### GOAL
Transcribe the lines below exactly, beginning with the line that holds "Serialize everything readable" and ending with the final line, both included. Pictures are to be left out.

### GIVEN DATA
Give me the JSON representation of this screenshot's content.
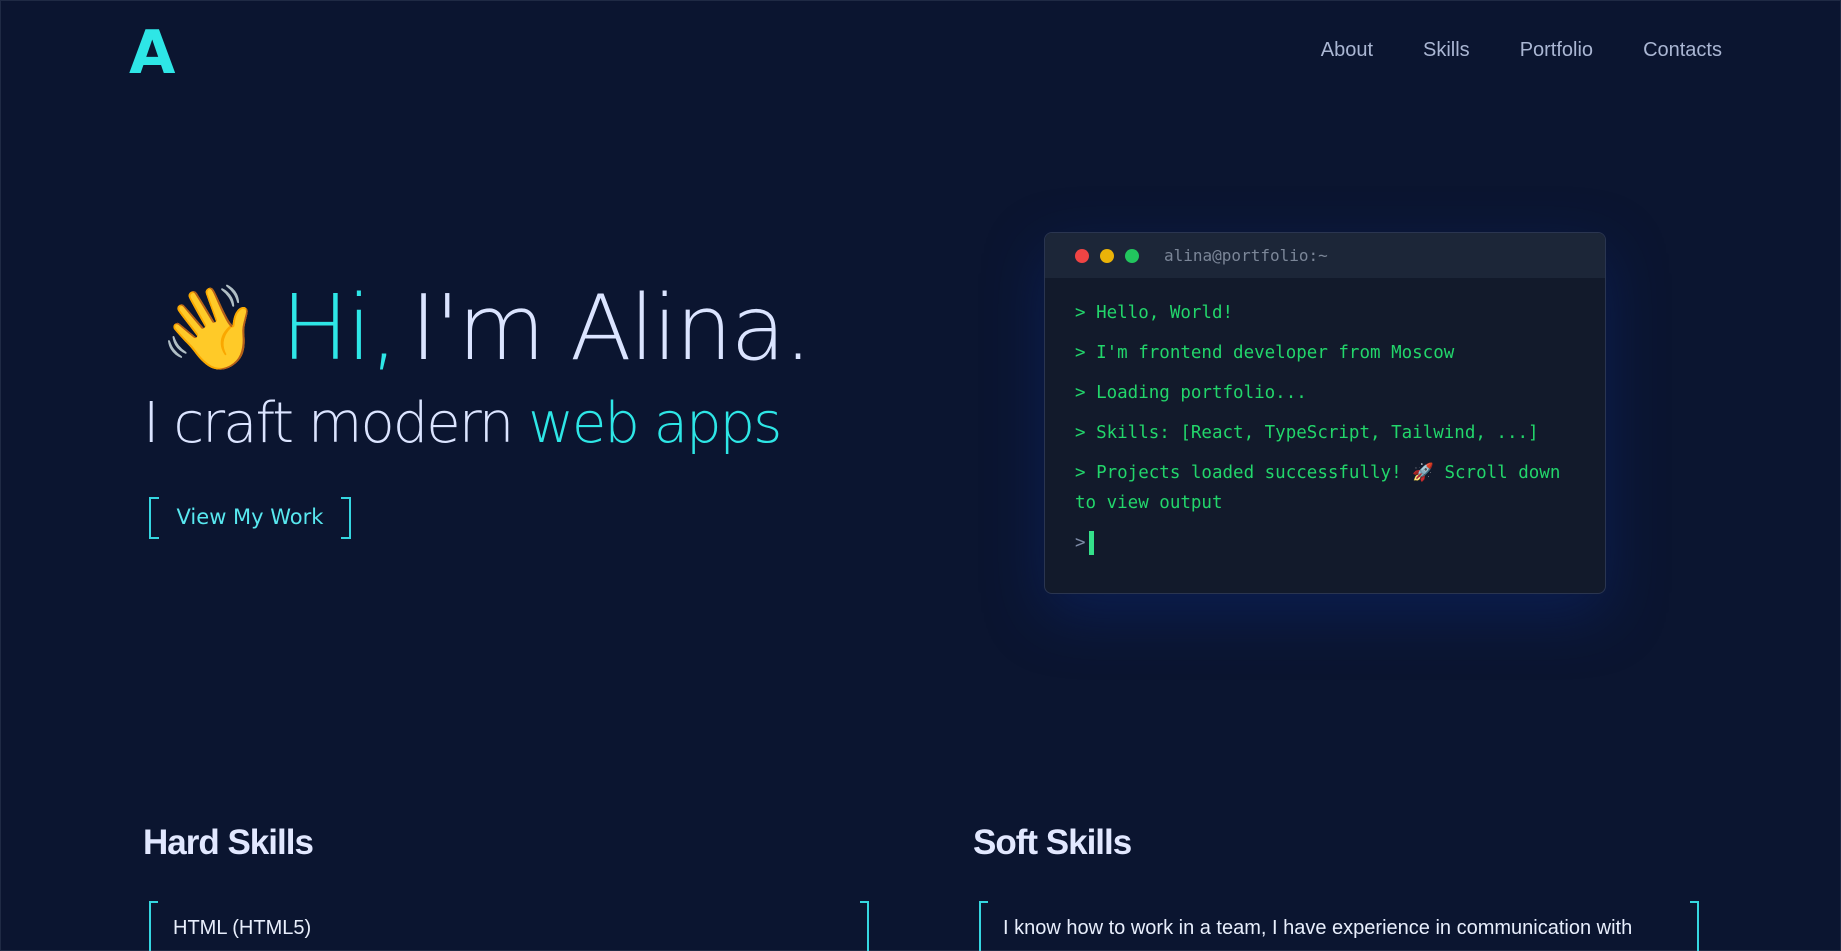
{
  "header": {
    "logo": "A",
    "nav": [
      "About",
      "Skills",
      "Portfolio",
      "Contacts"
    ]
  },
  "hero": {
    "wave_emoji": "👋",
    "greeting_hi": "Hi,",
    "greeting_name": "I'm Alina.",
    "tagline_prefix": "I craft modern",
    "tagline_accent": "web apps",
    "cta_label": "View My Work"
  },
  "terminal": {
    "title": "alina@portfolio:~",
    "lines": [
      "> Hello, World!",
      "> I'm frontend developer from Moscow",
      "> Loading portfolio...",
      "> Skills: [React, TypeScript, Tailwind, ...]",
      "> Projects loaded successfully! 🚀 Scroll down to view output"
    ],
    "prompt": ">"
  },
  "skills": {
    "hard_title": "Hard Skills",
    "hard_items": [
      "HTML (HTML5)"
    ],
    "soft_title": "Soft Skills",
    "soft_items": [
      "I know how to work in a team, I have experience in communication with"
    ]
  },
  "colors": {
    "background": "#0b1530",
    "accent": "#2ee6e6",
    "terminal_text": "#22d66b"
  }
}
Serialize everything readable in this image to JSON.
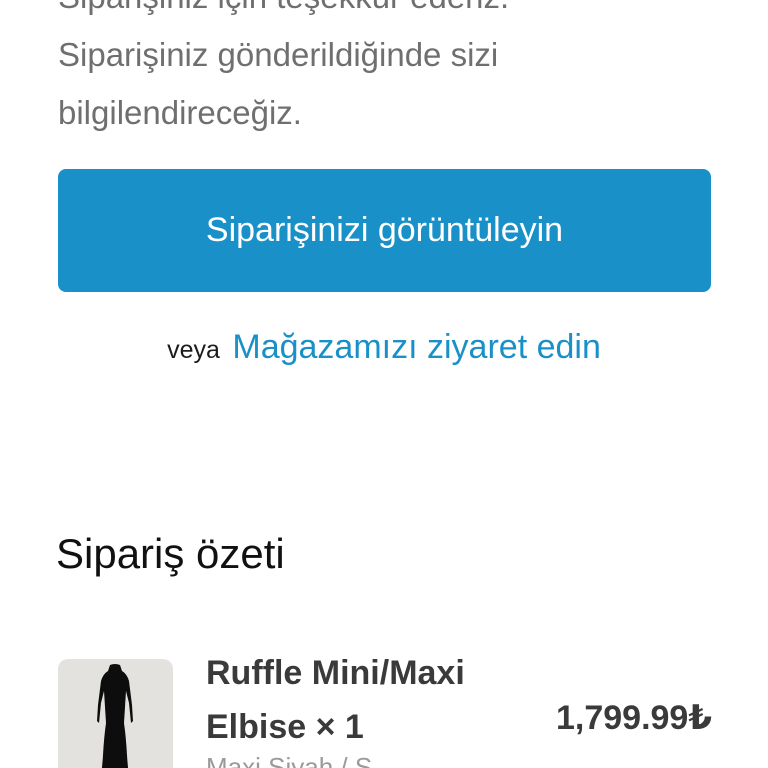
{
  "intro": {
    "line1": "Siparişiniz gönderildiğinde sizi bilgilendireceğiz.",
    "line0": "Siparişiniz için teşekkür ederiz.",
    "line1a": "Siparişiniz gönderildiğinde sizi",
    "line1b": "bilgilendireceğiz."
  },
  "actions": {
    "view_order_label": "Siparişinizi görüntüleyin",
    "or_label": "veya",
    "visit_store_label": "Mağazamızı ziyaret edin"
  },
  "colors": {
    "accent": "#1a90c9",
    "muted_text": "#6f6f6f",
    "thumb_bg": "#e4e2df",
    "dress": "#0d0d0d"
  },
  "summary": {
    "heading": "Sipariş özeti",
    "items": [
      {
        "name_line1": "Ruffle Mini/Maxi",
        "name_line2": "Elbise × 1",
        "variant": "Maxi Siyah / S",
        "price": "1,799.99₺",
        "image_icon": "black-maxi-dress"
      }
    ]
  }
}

### FINISHED EXERCISE
Serialize everything readable in this image to JSON.
{
  "intro": {
    "line1": "Siparişiniz gönderildiğinde sizi bilgilendireceğiz.",
    "line0": "Siparişiniz için teşekkür ederiz.",
    "line1a": "Siparişiniz gönderildiğinde sizi",
    "line1b": "bilgilendireceğiz."
  },
  "actions": {
    "view_order_label": "Siparişinizi görüntüleyin",
    "or_label": "veya",
    "visit_store_label": "Mağazamızı ziyaret edin"
  },
  "colors": {
    "accent": "#1a90c9",
    "muted_text": "#6f6f6f",
    "thumb_bg": "#e4e2df",
    "dress": "#0d0d0d"
  },
  "summary": {
    "heading": "Sipariş özeti",
    "items": [
      {
        "name_line1": "Ruffle Mini/Maxi",
        "name_line2": "Elbise × 1",
        "variant": "Maxi Siyah / S",
        "price": "1,799.99₺",
        "image_icon": "black-maxi-dress"
      }
    ]
  }
}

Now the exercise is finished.